(Dataset records Opens)

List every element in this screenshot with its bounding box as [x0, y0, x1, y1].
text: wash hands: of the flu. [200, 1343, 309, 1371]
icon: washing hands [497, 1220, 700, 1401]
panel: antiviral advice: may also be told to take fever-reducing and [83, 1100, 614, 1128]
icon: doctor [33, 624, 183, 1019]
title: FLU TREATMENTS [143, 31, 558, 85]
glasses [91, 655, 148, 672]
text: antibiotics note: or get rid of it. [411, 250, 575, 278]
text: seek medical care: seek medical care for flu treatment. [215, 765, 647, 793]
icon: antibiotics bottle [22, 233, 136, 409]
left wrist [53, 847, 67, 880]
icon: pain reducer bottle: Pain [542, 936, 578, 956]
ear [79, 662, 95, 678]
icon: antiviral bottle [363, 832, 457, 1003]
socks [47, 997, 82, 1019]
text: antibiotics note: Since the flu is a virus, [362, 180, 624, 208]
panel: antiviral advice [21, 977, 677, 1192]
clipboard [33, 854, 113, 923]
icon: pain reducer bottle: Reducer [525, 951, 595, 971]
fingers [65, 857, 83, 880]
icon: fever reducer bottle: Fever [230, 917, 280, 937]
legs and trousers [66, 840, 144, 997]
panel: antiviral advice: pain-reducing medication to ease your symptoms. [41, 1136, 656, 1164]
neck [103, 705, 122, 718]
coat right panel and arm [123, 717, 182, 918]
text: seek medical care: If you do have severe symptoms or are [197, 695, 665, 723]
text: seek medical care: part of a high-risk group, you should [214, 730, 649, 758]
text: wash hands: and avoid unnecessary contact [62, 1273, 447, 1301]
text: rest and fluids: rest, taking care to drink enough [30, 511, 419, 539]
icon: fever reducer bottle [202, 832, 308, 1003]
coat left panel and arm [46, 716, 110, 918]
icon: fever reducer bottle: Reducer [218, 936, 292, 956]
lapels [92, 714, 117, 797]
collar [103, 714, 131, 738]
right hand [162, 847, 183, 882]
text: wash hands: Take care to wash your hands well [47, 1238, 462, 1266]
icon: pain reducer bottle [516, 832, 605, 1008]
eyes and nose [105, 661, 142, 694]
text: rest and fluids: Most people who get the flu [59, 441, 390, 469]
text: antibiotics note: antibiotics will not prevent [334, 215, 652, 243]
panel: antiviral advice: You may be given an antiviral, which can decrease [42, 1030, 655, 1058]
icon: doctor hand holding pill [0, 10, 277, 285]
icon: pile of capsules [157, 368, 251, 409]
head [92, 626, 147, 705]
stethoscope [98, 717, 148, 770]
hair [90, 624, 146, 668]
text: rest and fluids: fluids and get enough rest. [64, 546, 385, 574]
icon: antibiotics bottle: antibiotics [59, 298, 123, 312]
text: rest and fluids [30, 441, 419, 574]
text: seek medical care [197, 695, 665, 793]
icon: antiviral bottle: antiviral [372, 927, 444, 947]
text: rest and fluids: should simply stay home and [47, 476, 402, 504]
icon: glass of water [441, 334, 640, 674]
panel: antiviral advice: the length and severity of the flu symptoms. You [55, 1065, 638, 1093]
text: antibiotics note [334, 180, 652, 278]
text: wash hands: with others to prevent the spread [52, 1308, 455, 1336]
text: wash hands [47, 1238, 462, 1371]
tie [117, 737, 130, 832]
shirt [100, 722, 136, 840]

(Dataset records Closes)

What to produce:
Set down each line exactly as it appears in the data.

Exercise answer:
List every element in this screenshot with its bounding box as [x0, y0, x1, y1].
text: wash hands: of the flu. [200, 1343, 309, 1371]
icon: washing hands [497, 1220, 700, 1401]
panel: antiviral advice: may also be told to take fever-reducing and [83, 1100, 614, 1128]
icon: doctor [33, 624, 183, 1019]
title: FLU TREATMENTS [143, 31, 558, 85]
glasses [91, 655, 148, 672]
text: antibiotics note: or get rid of it. [411, 250, 575, 278]
text: seek medical care: seek medical care for flu treatment. [215, 765, 647, 793]
icon: antibiotics bottle [22, 233, 136, 409]
left wrist [53, 847, 67, 880]
icon: pain reducer bottle: Pain [542, 936, 578, 956]
ear [79, 662, 95, 678]
icon: antiviral bottle [363, 832, 457, 1003]
socks [47, 997, 82, 1019]
text: antibiotics note: Since the flu is a virus, [362, 180, 624, 208]
panel: antiviral advice [21, 977, 677, 1192]
clipboard [33, 854, 113, 923]
icon: pain reducer bottle: Reducer [525, 951, 595, 971]
fingers [65, 857, 83, 880]
icon: fever reducer bottle: Fever [230, 917, 280, 937]
legs and trousers [66, 840, 144, 997]
panel: antiviral advice: pain-reducing medication to ease your symptoms. [41, 1136, 656, 1164]
neck [103, 705, 122, 718]
coat right panel and arm [123, 717, 182, 918]
text: seek medical care: If you do have severe symptoms or are [197, 695, 665, 723]
text: seek medical care: part of a high-risk group, you should [214, 730, 649, 758]
text: wash hands: and avoid unnecessary contact [62, 1273, 447, 1301]
text: rest and fluids: rest, taking care to drink enough [30, 511, 419, 539]
icon: fever reducer bottle [202, 832, 308, 1003]
coat left panel and arm [46, 716, 110, 918]
icon: fever reducer bottle: Reducer [218, 936, 292, 956]
lapels [92, 714, 117, 797]
collar [103, 714, 131, 738]
right hand [162, 847, 183, 882]
text: wash hands: Take care to wash your hands well [47, 1238, 462, 1266]
icon: pain reducer bottle [516, 832, 605, 1008]
eyes and nose [105, 661, 142, 694]
text: rest and fluids: Most people who get the flu [59, 441, 390, 469]
text: antibiotics note: antibiotics will not prevent [334, 215, 652, 243]
panel: antiviral advice: You may be given an antiviral, which can decrease [42, 1030, 655, 1058]
icon: doctor hand holding pill [0, 10, 277, 285]
icon: pile of capsules [157, 368, 251, 409]
head [92, 626, 147, 705]
stethoscope [98, 717, 148, 770]
hair [90, 624, 146, 668]
text: rest and fluids: fluids and get enough rest. [64, 546, 385, 574]
icon: antibiotics bottle: antibiotics [59, 298, 123, 312]
text: rest and fluids [30, 441, 419, 574]
text: seek medical care [197, 695, 665, 793]
icon: antiviral bottle: antiviral [372, 927, 444, 947]
text: rest and fluids: should simply stay home and [47, 476, 402, 504]
icon: glass of water [441, 334, 640, 674]
panel: antiviral advice: the length and severity of the flu symptoms. You [55, 1065, 638, 1093]
text: antibiotics note [334, 180, 652, 278]
text: wash hands: with others to prevent the spread [52, 1308, 455, 1336]
text: wash hands [47, 1238, 462, 1371]
tie [117, 737, 130, 832]
shirt [100, 722, 136, 840]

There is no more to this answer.